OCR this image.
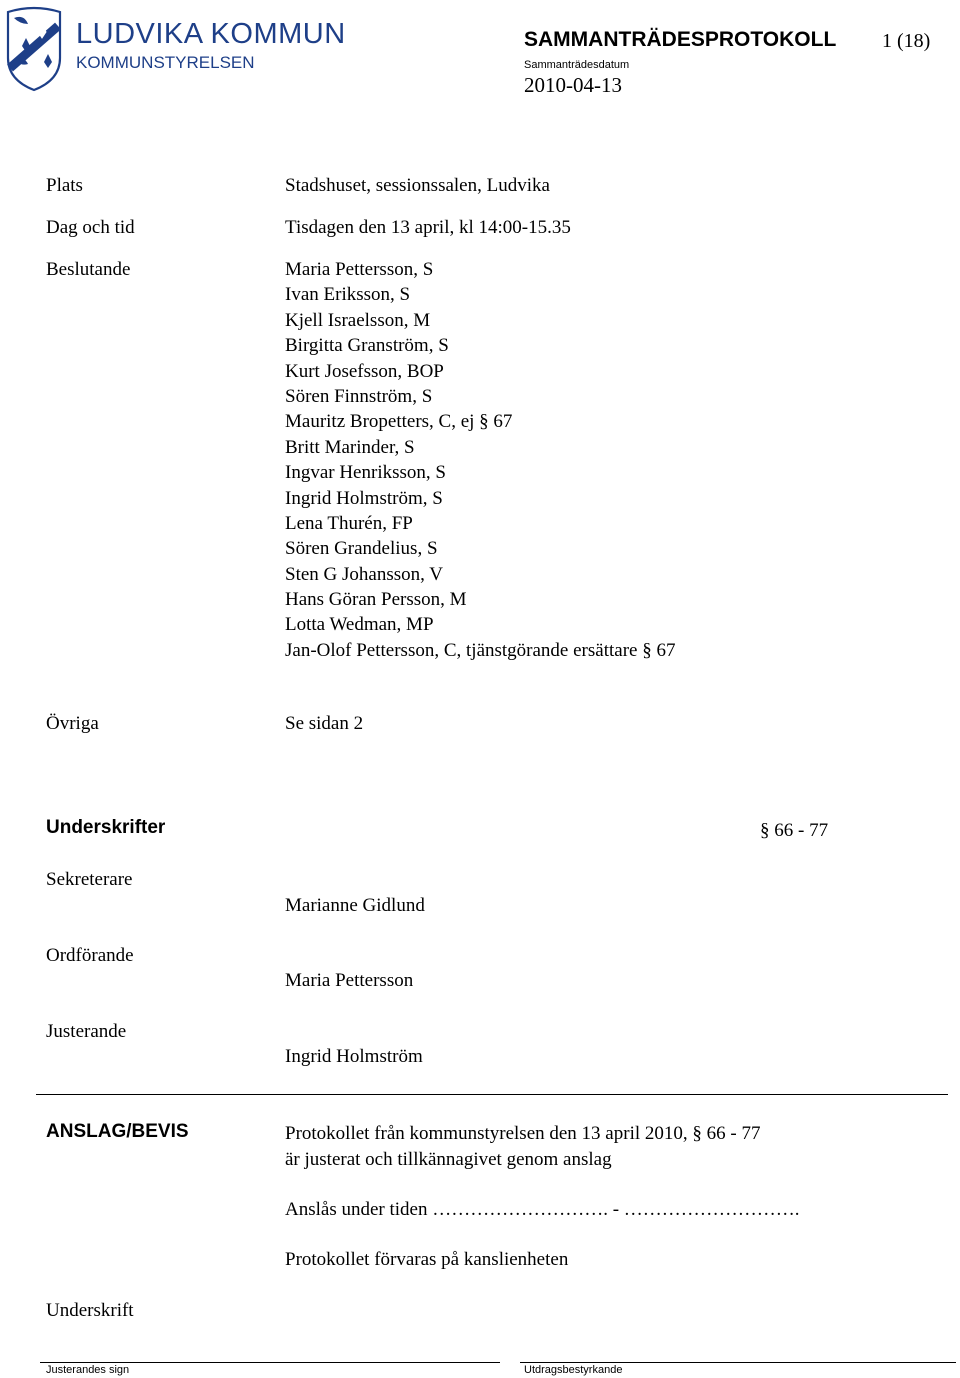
LUDVIKA KOMMUN
KOMMUNSTYRELSEN
SAMMANTRÄDESPROTOKOLL 1 (18)
Sammanträdesdatum
2010-04-13
Plats	Stadshuset, sessionssalen, Ludvika
Dag och tid	Tisdagen den 13 april, kl 14:00-15.35
Beslutande	Maria Pettersson, S
Ivan Eriksson, S
Kjell Israelsson, M
Birgitta Granström, S
Kurt Josefsson, BOP
Sören Finnström, S
Mauritz Bropetters, C, ej § 67
Britt Marinder, S
Ingvar Henriksson, S
Ingrid Holmström, S
Lena Thurén, FP
Sören Grandelius, S
Sten G Johansson, V
Hans Göran Persson, M
Lotta Wedman, MP
Jan-Olof Pettersson, C, tjänstgörande ersättare § 67
Övriga	Se sidan 2
Underskrifter	§ 66 - 77
Sekreterare
Marianne Gidlund
Ordförande
Maria Pettersson
Justerande
Ingrid Holmström
ANSLAG/BEVIS	Protokollet från kommunstyrelsen den 13 april 2010, § 66 - 77
är justerat och tillkännagivet genom anslag
Anslås under tiden ………………………. - ……………………….
Protokollet förvaras på kanslienheten
Underskrift
Justerandes sign	Utdragsbestyrkande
────────────────────────────────────────
→ **Exercise**: Output, exactly, all the records above; include no pictures.

→ **Answer area**:
OCR this image.
LUDVIKA KOMMUN
KOMMUNSTYRELSEN
SAMMANTRÄDESPROTOKOLL 1 (18)
Sammanträdesdatum
2010-04-13
Plats	Stadshuset, sessionssalen, Ludvika
Dag och tid	Tisdagen den 13 april, kl 14:00-15.35
Beslutande	Maria Pettersson, S
Ivan Eriksson, S
Kjell Israelsson, M
Birgitta Granström, S
Kurt Josefsson, BOP
Sören Finnström, S
Mauritz Bropetters, C, ej § 67
Britt Marinder, S
Ingvar Henriksson, S
Ingrid Holmström, S
Lena Thurén, FP
Sören Grandelius, S
Sten G Johansson, V
Hans Göran Persson, M
Lotta Wedman, MP
Jan-Olof Pettersson, C, tjänstgörande ersättare § 67
Övriga	Se sidan 2
Underskrifter	§ 66 - 77
Sekreterare
Marianne Gidlund
Ordförande
Maria Pettersson
Justerande
Ingrid Holmström
ANSLAG/BEVIS	Protokollet från kommunstyrelsen den 13 april 2010, § 66 - 77
är justerat och tillkännagivet genom anslag
Anslås under tiden ………………………. - ……………………….
Protokollet förvaras på kanslienheten
Underskrift
Justerandes sign	Utdragsbestyrkande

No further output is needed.